Task instructions: Write out the whole listing again, exactly.

Entries with figure data:
- - -

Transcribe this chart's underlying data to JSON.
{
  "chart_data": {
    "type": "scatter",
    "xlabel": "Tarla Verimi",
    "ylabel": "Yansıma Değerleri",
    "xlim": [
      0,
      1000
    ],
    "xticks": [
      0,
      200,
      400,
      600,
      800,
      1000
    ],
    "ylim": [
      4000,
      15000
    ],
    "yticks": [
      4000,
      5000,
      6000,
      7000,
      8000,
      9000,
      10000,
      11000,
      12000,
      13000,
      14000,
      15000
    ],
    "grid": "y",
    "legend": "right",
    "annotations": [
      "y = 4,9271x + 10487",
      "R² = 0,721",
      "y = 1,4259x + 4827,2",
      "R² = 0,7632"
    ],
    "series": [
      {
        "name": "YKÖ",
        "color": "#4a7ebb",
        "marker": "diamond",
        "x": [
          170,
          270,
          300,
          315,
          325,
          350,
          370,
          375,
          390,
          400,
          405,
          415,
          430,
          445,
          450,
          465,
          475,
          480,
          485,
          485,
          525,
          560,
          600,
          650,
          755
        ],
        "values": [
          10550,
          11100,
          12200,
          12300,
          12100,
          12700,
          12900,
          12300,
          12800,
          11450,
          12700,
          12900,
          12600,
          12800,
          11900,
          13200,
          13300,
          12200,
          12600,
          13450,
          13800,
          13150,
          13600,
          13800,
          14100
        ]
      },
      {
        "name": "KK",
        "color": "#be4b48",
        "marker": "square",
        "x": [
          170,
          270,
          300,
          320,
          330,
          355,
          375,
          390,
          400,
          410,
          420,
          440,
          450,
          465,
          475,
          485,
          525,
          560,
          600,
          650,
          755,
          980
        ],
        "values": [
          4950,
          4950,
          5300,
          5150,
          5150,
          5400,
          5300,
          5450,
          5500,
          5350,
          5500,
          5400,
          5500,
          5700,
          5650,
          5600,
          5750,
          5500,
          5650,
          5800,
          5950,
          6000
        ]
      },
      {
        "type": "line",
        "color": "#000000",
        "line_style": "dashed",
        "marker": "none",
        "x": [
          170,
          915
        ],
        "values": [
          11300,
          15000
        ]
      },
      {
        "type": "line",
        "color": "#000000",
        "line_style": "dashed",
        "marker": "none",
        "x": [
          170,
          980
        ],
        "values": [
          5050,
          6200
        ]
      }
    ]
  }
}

- - -

Task result:
Transcribe this chart's underlying data to JSON.
{
  "chart_data": {
    "type": "scatter",
    "xlabel": "Tarla Verimi",
    "ylabel": "Yansıma Değerleri",
    "xlim": [
      0,
      1000
    ],
    "xticks": [
      0,
      200,
      400,
      600,
      800,
      1000
    ],
    "ylim": [
      4000,
      15000
    ],
    "yticks": [
      4000,
      5000,
      6000,
      7000,
      8000,
      9000,
      10000,
      11000,
      12000,
      13000,
      14000,
      15000
    ],
    "grid": "y",
    "legend": "right",
    "annotations": [
      "y = 4,9271x + 10487",
      "R² = 0,721",
      "y = 1,4259x + 4827,2",
      "R² = 0,7632"
    ],
    "series": [
      {
        "name": "YKÖ",
        "color": "#4a7ebb",
        "marker": "diamond",
        "x": [
          170,
          270,
          300,
          315,
          325,
          350,
          370,
          375,
          390,
          400,
          405,
          415,
          430,
          445,
          450,
          465,
          475,
          480,
          485,
          485,
          525,
          560,
          600,
          650,
          755
        ],
        "values": [
          10550,
          11100,
          12200,
          12300,
          12100,
          12700,
          12900,
          12300,
          12800,
          11450,
          12700,
          12900,
          12600,
          12800,
          11900,
          13200,
          13300,
          12200,
          12600,
          13450,
          13800,
          13150,
          13600,
          13800,
          14100
        ]
      },
      {
        "name": "KK",
        "color": "#be4b48",
        "marker": "square",
        "x": [
          170,
          270,
          300,
          320,
          330,
          355,
          375,
          390,
          400,
          410,
          420,
          440,
          450,
          465,
          475,
          485,
          525,
          560,
          600,
          650,
          755,
          980
        ],
        "values": [
          4950,
          4950,
          5300,
          5150,
          5150,
          5400,
          5300,
          5450,
          5500,
          5350,
          5500,
          5400,
          5500,
          5700,
          5650,
          5600,
          5750,
          5500,
          5650,
          5800,
          5950,
          6000
        ]
      },
      {
        "type": "line",
        "color": "#000000",
        "line_style": "dashed",
        "marker": "none",
        "x": [
          170,
          915
        ],
        "values": [
          11300,
          15000
        ]
      },
      {
        "type": "line",
        "color": "#000000",
        "line_style": "dashed",
        "marker": "none",
        "x": [
          170,
          980
        ],
        "values": [
          5050,
          6200
        ]
      }
    ]
  }
}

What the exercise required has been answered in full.